** start GIVEN RECORDS **
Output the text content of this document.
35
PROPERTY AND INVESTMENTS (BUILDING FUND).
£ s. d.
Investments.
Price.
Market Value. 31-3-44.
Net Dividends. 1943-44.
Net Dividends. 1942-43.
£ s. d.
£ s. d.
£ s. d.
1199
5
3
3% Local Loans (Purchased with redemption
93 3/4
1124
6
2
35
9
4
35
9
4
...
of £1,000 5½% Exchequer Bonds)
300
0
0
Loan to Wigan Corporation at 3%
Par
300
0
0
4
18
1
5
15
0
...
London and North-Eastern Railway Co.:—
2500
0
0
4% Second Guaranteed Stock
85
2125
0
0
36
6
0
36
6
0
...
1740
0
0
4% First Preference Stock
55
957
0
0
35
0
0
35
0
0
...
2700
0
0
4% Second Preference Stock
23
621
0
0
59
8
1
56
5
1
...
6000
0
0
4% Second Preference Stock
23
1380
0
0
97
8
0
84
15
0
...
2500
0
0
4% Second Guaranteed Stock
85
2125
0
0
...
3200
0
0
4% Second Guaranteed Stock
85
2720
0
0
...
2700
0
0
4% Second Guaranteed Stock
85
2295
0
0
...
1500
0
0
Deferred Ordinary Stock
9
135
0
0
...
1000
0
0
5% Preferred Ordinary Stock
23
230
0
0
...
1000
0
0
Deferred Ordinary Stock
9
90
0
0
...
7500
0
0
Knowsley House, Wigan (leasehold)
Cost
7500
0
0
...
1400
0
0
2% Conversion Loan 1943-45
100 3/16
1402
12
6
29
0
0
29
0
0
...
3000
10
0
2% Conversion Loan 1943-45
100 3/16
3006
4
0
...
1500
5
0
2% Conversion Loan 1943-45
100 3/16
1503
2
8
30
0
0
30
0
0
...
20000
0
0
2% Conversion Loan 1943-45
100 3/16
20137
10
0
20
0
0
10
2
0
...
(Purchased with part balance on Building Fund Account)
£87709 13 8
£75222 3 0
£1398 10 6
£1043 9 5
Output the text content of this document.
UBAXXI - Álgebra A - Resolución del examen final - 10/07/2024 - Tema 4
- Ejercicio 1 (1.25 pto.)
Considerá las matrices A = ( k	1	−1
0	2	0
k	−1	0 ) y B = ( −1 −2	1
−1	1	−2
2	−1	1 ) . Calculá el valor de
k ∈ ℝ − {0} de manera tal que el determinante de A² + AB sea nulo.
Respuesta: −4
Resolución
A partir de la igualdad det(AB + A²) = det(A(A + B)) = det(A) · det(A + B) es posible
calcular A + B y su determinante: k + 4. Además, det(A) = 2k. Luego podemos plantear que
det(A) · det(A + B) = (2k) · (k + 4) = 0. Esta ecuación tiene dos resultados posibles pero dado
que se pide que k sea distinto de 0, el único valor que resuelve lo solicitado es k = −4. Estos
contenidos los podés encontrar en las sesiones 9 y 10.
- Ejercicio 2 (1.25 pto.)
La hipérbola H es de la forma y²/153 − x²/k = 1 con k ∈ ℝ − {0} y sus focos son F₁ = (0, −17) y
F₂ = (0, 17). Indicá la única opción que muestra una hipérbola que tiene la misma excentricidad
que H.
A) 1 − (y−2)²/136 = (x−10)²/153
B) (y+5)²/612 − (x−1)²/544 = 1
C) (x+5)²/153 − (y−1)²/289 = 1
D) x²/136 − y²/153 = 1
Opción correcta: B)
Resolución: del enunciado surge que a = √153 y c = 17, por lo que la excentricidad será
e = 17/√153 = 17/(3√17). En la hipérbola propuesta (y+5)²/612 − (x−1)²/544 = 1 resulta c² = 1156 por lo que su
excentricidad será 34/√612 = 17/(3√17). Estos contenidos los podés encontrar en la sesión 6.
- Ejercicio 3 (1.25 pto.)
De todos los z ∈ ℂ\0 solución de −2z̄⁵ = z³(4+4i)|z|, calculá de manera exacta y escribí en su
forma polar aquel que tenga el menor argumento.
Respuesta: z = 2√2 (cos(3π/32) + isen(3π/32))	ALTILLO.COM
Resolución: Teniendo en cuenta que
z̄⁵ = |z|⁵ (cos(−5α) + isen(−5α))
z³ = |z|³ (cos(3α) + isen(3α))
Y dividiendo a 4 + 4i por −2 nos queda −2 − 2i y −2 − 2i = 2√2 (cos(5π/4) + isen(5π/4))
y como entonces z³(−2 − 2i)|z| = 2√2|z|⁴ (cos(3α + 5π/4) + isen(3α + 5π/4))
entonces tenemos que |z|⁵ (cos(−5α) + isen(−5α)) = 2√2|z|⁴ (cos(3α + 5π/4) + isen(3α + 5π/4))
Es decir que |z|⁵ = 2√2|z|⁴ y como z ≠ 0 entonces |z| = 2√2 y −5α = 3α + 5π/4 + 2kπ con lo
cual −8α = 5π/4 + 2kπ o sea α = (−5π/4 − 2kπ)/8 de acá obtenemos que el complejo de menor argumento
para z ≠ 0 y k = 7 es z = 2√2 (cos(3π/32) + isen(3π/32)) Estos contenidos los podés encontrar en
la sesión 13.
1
** end GIVEN RECORDS **
**YOUR TASK**.
Each line of the material should be duplicated exactly, please.

**TASK ANSWER**.
Output the text content of this document.
35
PROPERTY AND INVESTMENTS (BUILDING FUND).
£ s. d.
Investments.
Price.
Market Value. 31-3-44.
Net Dividends. 1943-44.
Net Dividends. 1942-43.
£ s. d.
£ s. d.
£ s. d.
1199
5
3
3% Local Loans (Purchased with redemption
93 3/4
1124
6
2
35
9
4
35
9
4
...
of £1,000 5½% Exchequer Bonds)
300
0
0
Loan to Wigan Corporation at 3%
Par
300
0
0
4
18
1
5
15
0
...
London and North-Eastern Railway Co.:—
2500
0
0
4% Second Guaranteed Stock
85
2125
0
0
36
6
0
36
6
0
...
1740
0
0
4% First Preference Stock
55
957
0
0
35
0
0
35
0
0
...
2700
0
0
4% Second Preference Stock
23
621
0
0
59
8
1
56
5
1
...
6000
0
0
4% Second Preference Stock
23
1380
0
0
97
8
0
84
15
0
...
2500
0
0
4% Second Guaranteed Stock
85
2125
0
0
...
3200
0
0
4% Second Guaranteed Stock
85
2720
0
0
...
2700
0
0
4% Second Guaranteed Stock
85
2295
0
0
...
1500
0
0
Deferred Ordinary Stock
9
135
0
0
...
1000
0
0
5% Preferred Ordinary Stock
23
230
0
0
...
1000
0
0
Deferred Ordinary Stock
9
90
0
0
...
7500
0
0
Knowsley House, Wigan (leasehold)
Cost
7500
0
0
...
1400
0
0
2% Conversion Loan 1943-45
100 3/16
1402
12
6
29
0
0
29
0
0
...
3000
10
0
2% Conversion Loan 1943-45
100 3/16
3006
4
0
...
1500
5
0
2% Conversion Loan 1943-45
100 3/16
1503
2
8
30
0
0
30
0
0
...
20000
0
0
2% Conversion Loan 1943-45
100 3/16
20137
10
0
20
0
0
10
2
0
...
(Purchased with part balance on Building Fund Account)
£87709 13 8
£75222 3 0
£1398 10 6
£1043 9 5
Output the text content of this document.
UBAXXI - Álgebra A - Resolución del examen final - 10/07/2024 - Tema 4
- Ejercicio 1 (1.25 pto.)
Considerá las matrices A = ( k	1	−1
0	2	0
k	−1	0 ) y B = ( −1 −2	1
−1	1	−2
2	−1	1 ) . Calculá el valor de
k ∈ ℝ − {0} de manera tal que el determinante de A² + AB sea nulo.
Respuesta: −4
Resolución
A partir de la igualdad det(AB + A²) = det(A(A + B)) = det(A) · det(A + B) es posible
calcular A + B y su determinante: k + 4. Además, det(A) = 2k. Luego podemos plantear que
det(A) · det(A + B) = (2k) · (k + 4) = 0. Esta ecuación tiene dos resultados posibles pero dado
que se pide que k sea distinto de 0, el único valor que resuelve lo solicitado es k = −4. Estos
contenidos los podés encontrar en las sesiones 9 y 10.
- Ejercicio 2 (1.25 pto.)
La hipérbola H es de la forma y²/153 − x²/k = 1 con k ∈ ℝ − {0} y sus focos son F₁ = (0, −17) y
F₂ = (0, 17). Indicá la única opción que muestra una hipérbola que tiene la misma excentricidad
que H.
A) 1 − (y−2)²/136 = (x−10)²/153
B) (y+5)²/612 − (x−1)²/544 = 1
C) (x+5)²/153 − (y−1)²/289 = 1
D) x²/136 − y²/153 = 1
Opción correcta: B)
Resolución: del enunciado surge que a = √153 y c = 17, por lo que la excentricidad será
e = 17/√153 = 17/(3√17). En la hipérbola propuesta (y+5)²/612 − (x−1)²/544 = 1 resulta c² = 1156 por lo que su
excentricidad será 34/√612 = 17/(3√17). Estos contenidos los podés encontrar en la sesión 6.
- Ejercicio 3 (1.25 pto.)
De todos los z ∈ ℂ\0 solución de −2z̄⁵ = z³(4+4i)|z|, calculá de manera exacta y escribí en su
forma polar aquel que tenga el menor argumento.
Respuesta: z = 2√2 (cos(3π/32) + isen(3π/32))	ALTILLO.COM
Resolución: Teniendo en cuenta que
z̄⁵ = |z|⁵ (cos(−5α) + isen(−5α))
z³ = |z|³ (cos(3α) + isen(3α))
Y dividiendo a 4 + 4i por −2 nos queda −2 − 2i y −2 − 2i = 2√2 (cos(5π/4) + isen(5π/4))
y como entonces z³(−2 − 2i)|z| = 2√2|z|⁴ (cos(3α + 5π/4) + isen(3α + 5π/4))
entonces tenemos que |z|⁵ (cos(−5α) + isen(−5α)) = 2√2|z|⁴ (cos(3α + 5π/4) + isen(3α + 5π/4))
Es decir que |z|⁵ = 2√2|z|⁴ y como z ≠ 0 entonces |z| = 2√2 y −5α = 3α + 5π/4 + 2kπ con lo
cual −8α = 5π/4 + 2kπ o sea α = (−5π/4 − 2kπ)/8 de acá obtenemos que el complejo de menor argumento
para z ≠ 0 y k = 7 es z = 2√2 (cos(3π/32) + isen(3π/32)) Estos contenidos los podés encontrar en
la sesión 13.
1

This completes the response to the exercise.